Stored data entries
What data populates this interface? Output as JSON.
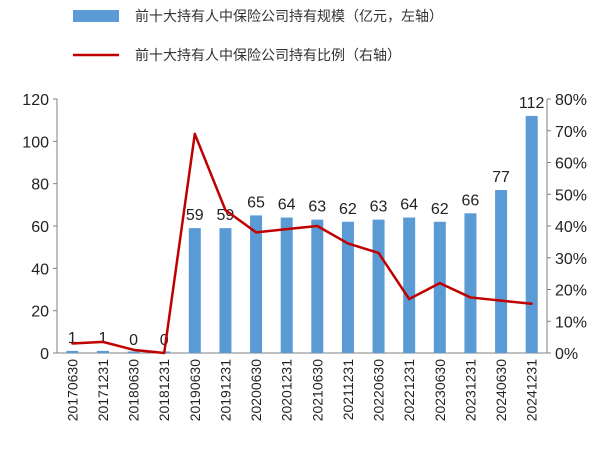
{
  "chart_data": {
    "type": "bar",
    "categories": [
      "20170630",
      "20171231",
      "20180630",
      "20181231",
      "20190630",
      "20191231",
      "20200630",
      "20201231",
      "20210630",
      "20211231",
      "20220630",
      "20221231",
      "20230630",
      "20231231",
      "20240630",
      "20241231"
    ],
    "series": [
      {
        "name": "前十大持有人中保险公司持有规模（亿元，左轴）",
        "type": "bar",
        "axis": "left",
        "color": "#5B9BD5",
        "values": [
          1,
          1,
          0,
          0,
          59,
          59,
          65,
          64,
          63,
          62,
          63,
          64,
          62,
          66,
          77,
          112
        ],
        "labels": [
          "1",
          "1",
          "0",
          "0",
          "59",
          "59",
          "65",
          "64",
          "63",
          "62",
          "63",
          "64",
          "62",
          "66",
          "77",
          "112"
        ]
      },
      {
        "name": "前十大持有人中保险公司持有比例（右轴）",
        "type": "line",
        "axis": "right",
        "color": "#C00000",
        "values": [
          3,
          3.5,
          1,
          0,
          69,
          45,
          38,
          39,
          40,
          34.5,
          31.5,
          17,
          22,
          17.5,
          16.5,
          15.5
        ]
      }
    ],
    "y_left": {
      "min": 0,
      "max": 120,
      "ticks": [
        "0",
        "20",
        "40",
        "60",
        "80",
        "100",
        "120"
      ]
    },
    "y_right": {
      "min": 0,
      "max": 80,
      "ticks": [
        "0%",
        "10%",
        "20%",
        "30%",
        "40%",
        "50%",
        "60%",
        "70%",
        "80%"
      ]
    },
    "legend_position": "top"
  }
}
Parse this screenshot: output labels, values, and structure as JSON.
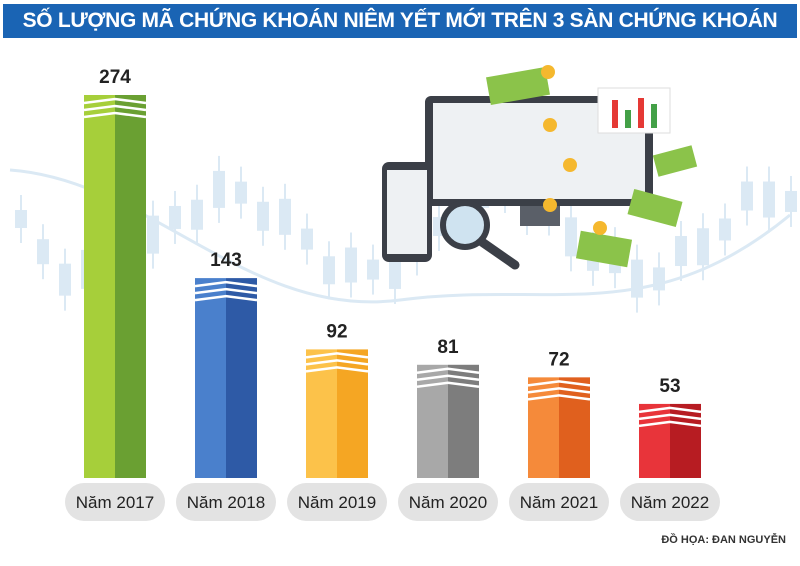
{
  "chart_data": {
    "type": "bar",
    "title": "SỐ LƯỢNG MÃ CHỨNG KHOÁN NIÊM YẾT MỚI TRÊN 3 SÀN CHỨNG KHOÁN",
    "categories": [
      "Năm 2017",
      "Năm 2018",
      "Năm 2019",
      "Năm 2020",
      "Năm 2021",
      "Năm 2022"
    ],
    "values": [
      274,
      143,
      92,
      81,
      72,
      53
    ],
    "colors": [
      [
        "#a6cf3a",
        "#6aa032"
      ],
      [
        "#4a80cc",
        "#2e5aa6"
      ],
      [
        "#fcc24a",
        "#f5a623"
      ],
      [
        "#a8a8a8",
        "#7d7d7d"
      ],
      [
        "#f58a3a",
        "#e0601e"
      ],
      [
        "#e8343a",
        "#b71c22"
      ]
    ],
    "ylim": [
      0,
      274
    ],
    "grid": false,
    "xlabel": "",
    "ylabel": ""
  },
  "credit": "ĐỒ HỌA: ĐAN NGUYỄN"
}
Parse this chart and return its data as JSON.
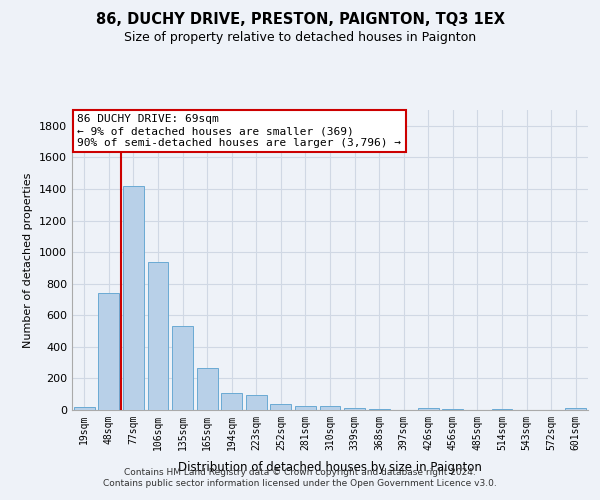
{
  "title": "86, DUCHY DRIVE, PRESTON, PAIGNTON, TQ3 1EX",
  "subtitle": "Size of property relative to detached houses in Paignton",
  "xlabel": "Distribution of detached houses by size in Paignton",
  "ylabel": "Number of detached properties",
  "bar_labels": [
    "19sqm",
    "48sqm",
    "77sqm",
    "106sqm",
    "135sqm",
    "165sqm",
    "194sqm",
    "223sqm",
    "252sqm",
    "281sqm",
    "310sqm",
    "339sqm",
    "368sqm",
    "397sqm",
    "426sqm",
    "456sqm",
    "485sqm",
    "514sqm",
    "543sqm",
    "572sqm",
    "601sqm"
  ],
  "bar_values": [
    22,
    740,
    1420,
    935,
    530,
    265,
    105,
    95,
    40,
    27,
    25,
    10,
    5,
    0,
    15,
    5,
    0,
    5,
    0,
    0,
    12
  ],
  "bar_color": "#b8d0e8",
  "bar_edge_color": "#6aaad4",
  "grid_color": "#d0d8e4",
  "vline_x": 1.5,
  "vline_color": "#cc0000",
  "annotation_text": "86 DUCHY DRIVE: 69sqm\n← 9% of detached houses are smaller (369)\n90% of semi-detached houses are larger (3,796) →",
  "annotation_box_color": "#ffffff",
  "annotation_box_edge": "#cc0000",
  "ylim": [
    0,
    1900
  ],
  "yticks": [
    0,
    200,
    400,
    600,
    800,
    1000,
    1200,
    1400,
    1600,
    1800
  ],
  "footer": "Contains HM Land Registry data © Crown copyright and database right 2024.\nContains public sector information licensed under the Open Government Licence v3.0.",
  "bg_color": "#eef2f8"
}
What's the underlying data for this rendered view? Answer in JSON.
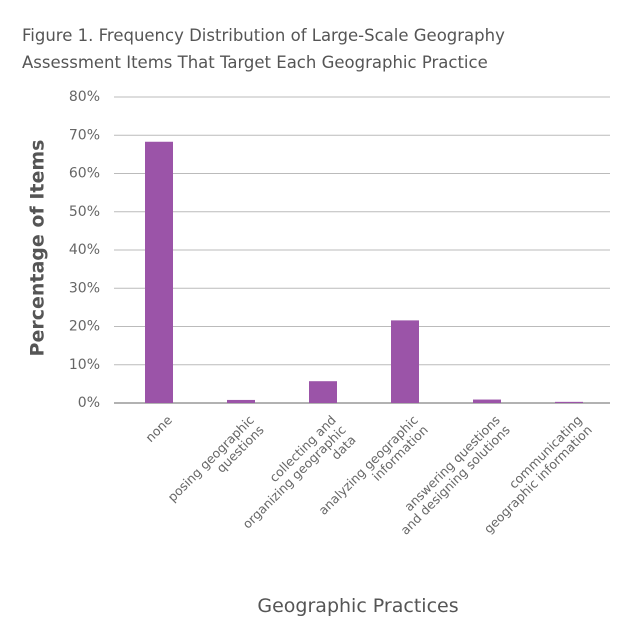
{
  "chart_data": {
    "type": "bar",
    "title": "Figure 1. Frequency Distribution of Large-Scale Geography Assessment Items That Target Each Geographic Practice",
    "xlabel": "Geographic Practices",
    "ylabel": "Percentage of Items",
    "categories": [
      "none",
      "posing geographic questions",
      "collecting and organizing geographic data",
      "analyzing geographic information",
      "answering questions and designing solutions",
      "communicating geographic information"
    ],
    "values": [
      68.3,
      0.8,
      5.7,
      21.6,
      0.9,
      0.3
    ],
    "color": "#9b54a8",
    "ylim": [
      0,
      80
    ],
    "yticks": [
      {
        "value": 0,
        "label": "0%"
      },
      {
        "value": 10,
        "label": "10%"
      },
      {
        "value": 20,
        "label": "20%"
      },
      {
        "value": 30,
        "label": "30%"
      },
      {
        "value": 40,
        "label": "40%"
      },
      {
        "value": 50,
        "label": "50%"
      },
      {
        "value": 60,
        "label": "60%"
      },
      {
        "value": 70,
        "label": "70%"
      },
      {
        "value": 80,
        "label": "80%"
      }
    ],
    "grid": true
  }
}
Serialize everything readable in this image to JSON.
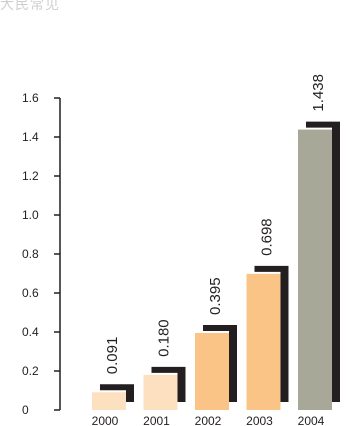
{
  "heading": "大民常见",
  "chart_data": {
    "type": "bar",
    "title": "",
    "xlabel": "",
    "ylabel": "",
    "categories": [
      "2000",
      "2001",
      "2002",
      "2003",
      "2004"
    ],
    "values": [
      0.091,
      0.18,
      0.395,
      0.698,
      1.438
    ],
    "value_labels": [
      "0.091",
      "0.180",
      "0.395",
      "0.698",
      "1.438"
    ],
    "yticks": [
      "0",
      "0.2",
      "0.4",
      "0.6",
      "0.8",
      "1.0",
      "1.2",
      "1.4",
      "1.6"
    ],
    "ylim": [
      0,
      1.6
    ],
    "grid": false,
    "bar_colors": [
      "#fde0bf",
      "#fde0bf",
      "#fbc487",
      "#fbc487",
      "#a8a898"
    ],
    "shadow_color": "#231f20",
    "axis_color": "#231f20"
  }
}
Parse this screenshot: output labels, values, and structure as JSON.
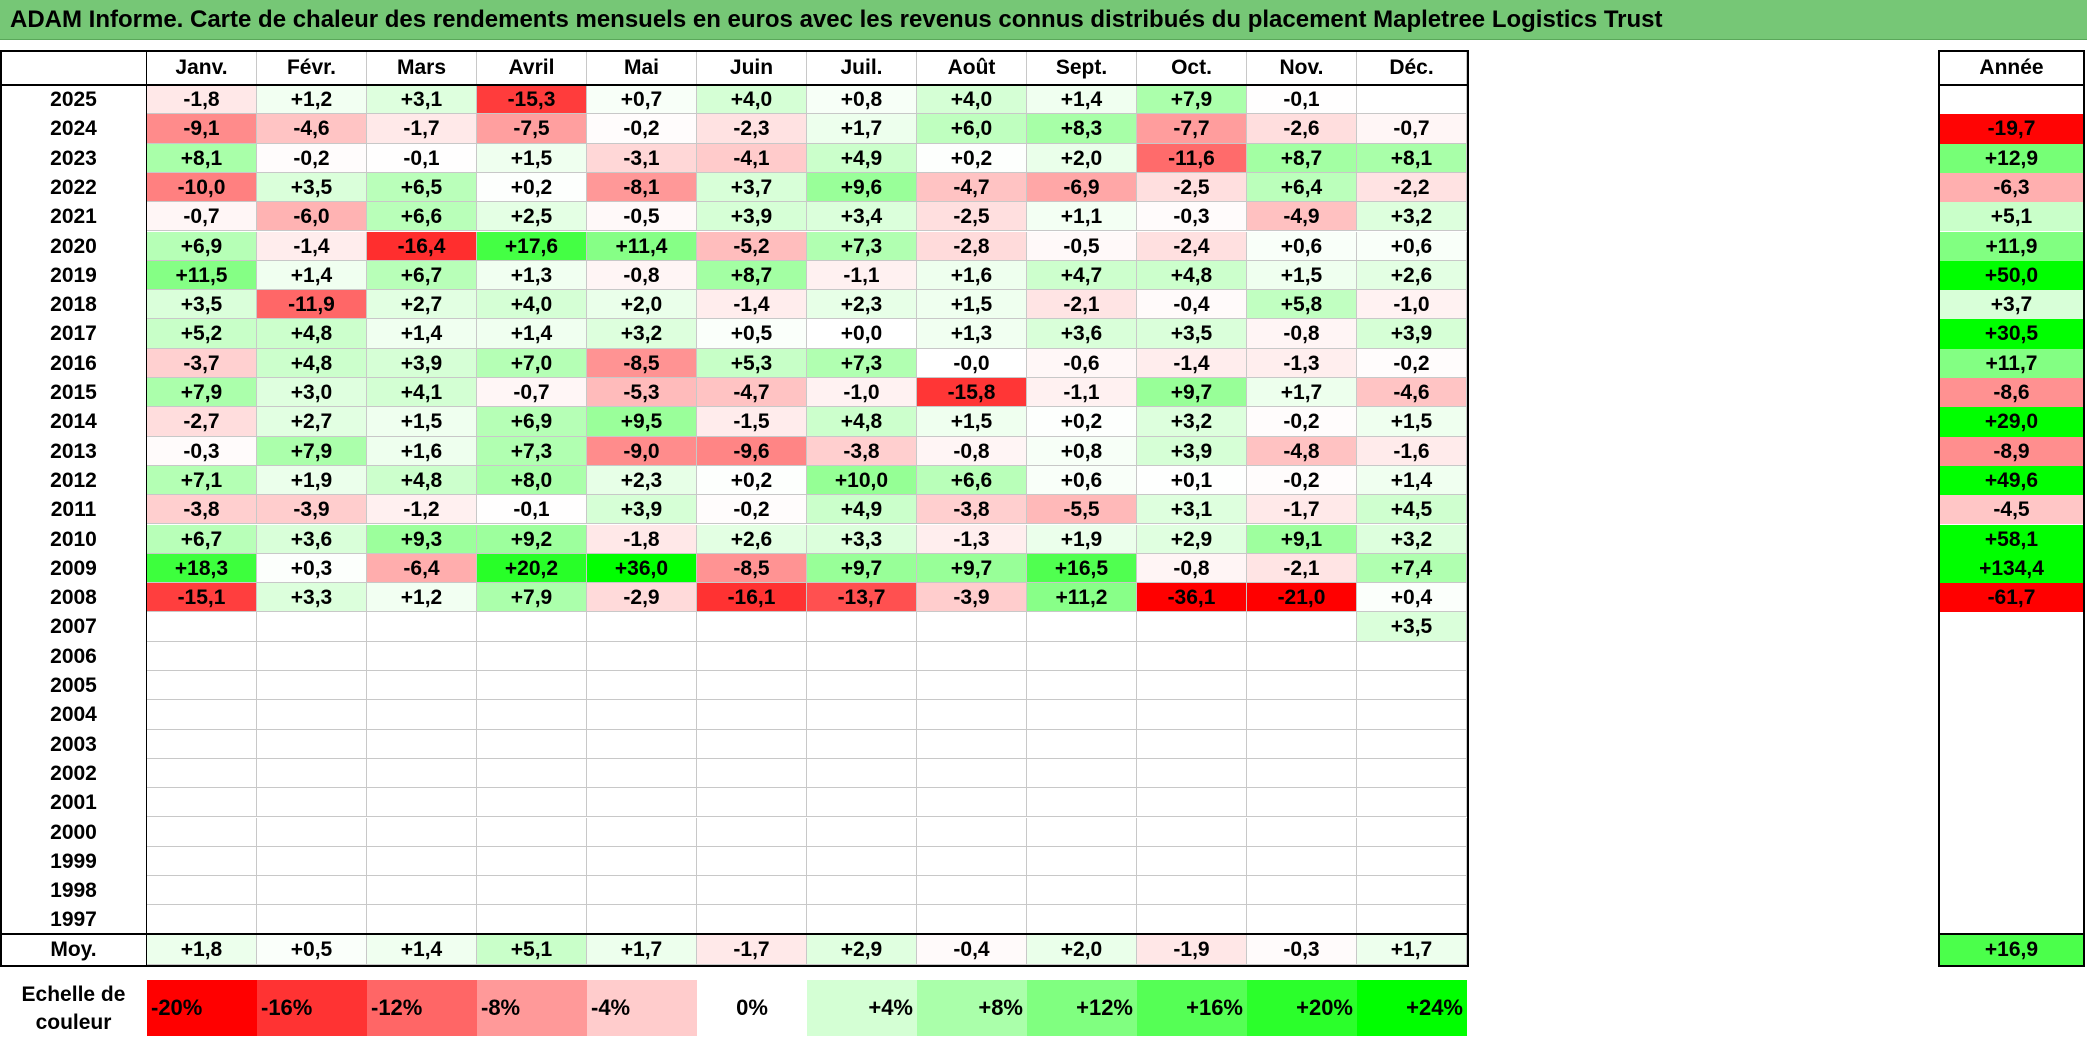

§ REQUIREMENT
Every line holding "houses" should be copied out.

§ WRITTEN REPLY
  "subtitle": "Size of property relative to detached houses in Paignton",
  "xlabel": "Distribution of detached houses by size in Paignton",
  "annotation_text": "86 DUCHY DRIVE: 69sqm\n← 9% of detached houses are smaller (369)\n90% of semi-detached houses are larger (3,796) →",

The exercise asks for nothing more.